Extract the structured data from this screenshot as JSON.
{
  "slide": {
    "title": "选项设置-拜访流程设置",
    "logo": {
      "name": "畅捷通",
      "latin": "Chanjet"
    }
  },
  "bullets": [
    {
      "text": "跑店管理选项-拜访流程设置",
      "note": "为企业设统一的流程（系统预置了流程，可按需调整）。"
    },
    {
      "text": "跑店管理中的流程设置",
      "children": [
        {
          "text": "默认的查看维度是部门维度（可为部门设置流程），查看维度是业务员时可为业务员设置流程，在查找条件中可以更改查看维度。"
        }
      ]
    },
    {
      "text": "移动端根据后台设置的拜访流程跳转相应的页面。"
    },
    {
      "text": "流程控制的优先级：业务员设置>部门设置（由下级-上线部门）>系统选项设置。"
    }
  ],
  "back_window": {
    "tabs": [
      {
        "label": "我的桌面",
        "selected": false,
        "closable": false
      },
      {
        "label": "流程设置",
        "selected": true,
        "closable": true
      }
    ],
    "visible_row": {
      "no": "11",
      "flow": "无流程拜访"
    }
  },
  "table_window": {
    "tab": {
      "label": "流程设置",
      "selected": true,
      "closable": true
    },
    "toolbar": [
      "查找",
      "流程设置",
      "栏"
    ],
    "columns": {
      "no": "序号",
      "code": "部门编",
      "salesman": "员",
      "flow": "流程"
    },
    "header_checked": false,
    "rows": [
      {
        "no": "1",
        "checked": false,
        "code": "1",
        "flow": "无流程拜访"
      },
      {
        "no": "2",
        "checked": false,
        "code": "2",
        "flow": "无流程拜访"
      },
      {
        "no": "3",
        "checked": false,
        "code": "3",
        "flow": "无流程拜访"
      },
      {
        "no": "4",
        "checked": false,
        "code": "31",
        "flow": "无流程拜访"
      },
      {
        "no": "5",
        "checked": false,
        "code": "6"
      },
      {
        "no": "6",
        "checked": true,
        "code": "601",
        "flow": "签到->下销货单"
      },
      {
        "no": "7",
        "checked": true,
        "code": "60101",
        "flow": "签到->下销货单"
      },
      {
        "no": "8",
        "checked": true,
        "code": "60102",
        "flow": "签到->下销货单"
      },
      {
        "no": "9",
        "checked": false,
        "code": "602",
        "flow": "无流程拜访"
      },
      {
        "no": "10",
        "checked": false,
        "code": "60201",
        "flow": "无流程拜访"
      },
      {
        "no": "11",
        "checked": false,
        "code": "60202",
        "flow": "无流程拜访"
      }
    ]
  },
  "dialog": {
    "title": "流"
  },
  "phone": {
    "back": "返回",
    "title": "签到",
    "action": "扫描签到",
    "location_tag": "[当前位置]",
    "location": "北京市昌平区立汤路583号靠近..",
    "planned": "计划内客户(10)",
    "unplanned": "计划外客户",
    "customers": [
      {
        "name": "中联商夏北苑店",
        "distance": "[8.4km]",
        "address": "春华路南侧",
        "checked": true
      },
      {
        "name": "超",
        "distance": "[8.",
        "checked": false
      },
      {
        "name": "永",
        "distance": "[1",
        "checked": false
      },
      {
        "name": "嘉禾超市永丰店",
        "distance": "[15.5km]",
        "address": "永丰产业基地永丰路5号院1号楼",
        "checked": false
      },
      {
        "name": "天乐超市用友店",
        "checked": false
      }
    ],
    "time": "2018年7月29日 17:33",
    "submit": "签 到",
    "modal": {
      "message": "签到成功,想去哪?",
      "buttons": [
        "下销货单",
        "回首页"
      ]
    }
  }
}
****************
» **GIVEN INSTRUCTION**
Each entry is to be returned in full, character for character.

» **FINAL RESULT**
Extract the structured data from this screenshot as JSON.
{
  "slide": {
    "title": "选项设置-拜访流程设置",
    "logo": {
      "name": "畅捷通",
      "latin": "Chanjet"
    }
  },
  "bullets": [
    {
      "text": "跑店管理选项-拜访流程设置",
      "note": "为企业设统一的流程（系统预置了流程，可按需调整）。"
    },
    {
      "text": "跑店管理中的流程设置",
      "children": [
        {
          "text": "默认的查看维度是部门维度（可为部门设置流程），查看维度是业务员时可为业务员设置流程，在查找条件中可以更改查看维度。"
        }
      ]
    },
    {
      "text": "移动端根据后台设置的拜访流程跳转相应的页面。"
    },
    {
      "text": "流程控制的优先级：业务员设置>部门设置（由下级-上线部门）>系统选项设置。"
    }
  ],
  "back_window": {
    "tabs": [
      {
        "label": "我的桌面",
        "selected": false,
        "closable": false
      },
      {
        "label": "流程设置",
        "selected": true,
        "closable": true
      }
    ],
    "visible_row": {
      "no": "11",
      "flow": "无流程拜访"
    }
  },
  "table_window": {
    "tab": {
      "label": "流程设置",
      "selected": true,
      "closable": true
    },
    "toolbar": [
      "查找",
      "流程设置",
      "栏"
    ],
    "columns": {
      "no": "序号",
      "code": "部门编",
      "salesman": "员",
      "flow": "流程"
    },
    "header_checked": false,
    "rows": [
      {
        "no": "1",
        "checked": false,
        "code": "1",
        "flow": "无流程拜访"
      },
      {
        "no": "2",
        "checked": false,
        "code": "2",
        "flow": "无流程拜访"
      },
      {
        "no": "3",
        "checked": false,
        "code": "3",
        "flow": "无流程拜访"
      },
      {
        "no": "4",
        "checked": false,
        "code": "31",
        "flow": "无流程拜访"
      },
      {
        "no": "5",
        "checked": false,
        "code": "6"
      },
      {
        "no": "6",
        "checked": true,
        "code": "601",
        "flow": "签到->下销货单"
      },
      {
        "no": "7",
        "checked": true,
        "code": "60101",
        "flow": "签到->下销货单"
      },
      {
        "no": "8",
        "checked": true,
        "code": "60102",
        "flow": "签到->下销货单"
      },
      {
        "no": "9",
        "checked": false,
        "code": "602",
        "flow": "无流程拜访"
      },
      {
        "no": "10",
        "checked": false,
        "code": "60201",
        "flow": "无流程拜访"
      },
      {
        "no": "11",
        "checked": false,
        "code": "60202",
        "flow": "无流程拜访"
      }
    ]
  },
  "dialog": {
    "title": "流"
  },
  "phone": {
    "back": "返回",
    "title": "签到",
    "action": "扫描签到",
    "location_tag": "[当前位置]",
    "location": "北京市昌平区立汤路583号靠近..",
    "planned": "计划内客户(10)",
    "unplanned": "计划外客户",
    "customers": [
      {
        "name": "中联商夏北苑店",
        "distance": "[8.4km]",
        "address": "春华路南侧",
        "checked": true
      },
      {
        "name": "超",
        "distance": "[8.",
        "checked": false
      },
      {
        "name": "永",
        "distance": "[1",
        "checked": false
      },
      {
        "name": "嘉禾超市永丰店",
        "distance": "[15.5km]",
        "address": "永丰产业基地永丰路5号院1号楼",
        "checked": false
      },
      {
        "name": "天乐超市用友店",
        "checked": false
      }
    ],
    "time": "2018年7月29日 17:33",
    "submit": "签 到",
    "modal": {
      "message": "签到成功,想去哪?",
      "buttons": [
        "下销货单",
        "回首页"
      ]
    }
  }
}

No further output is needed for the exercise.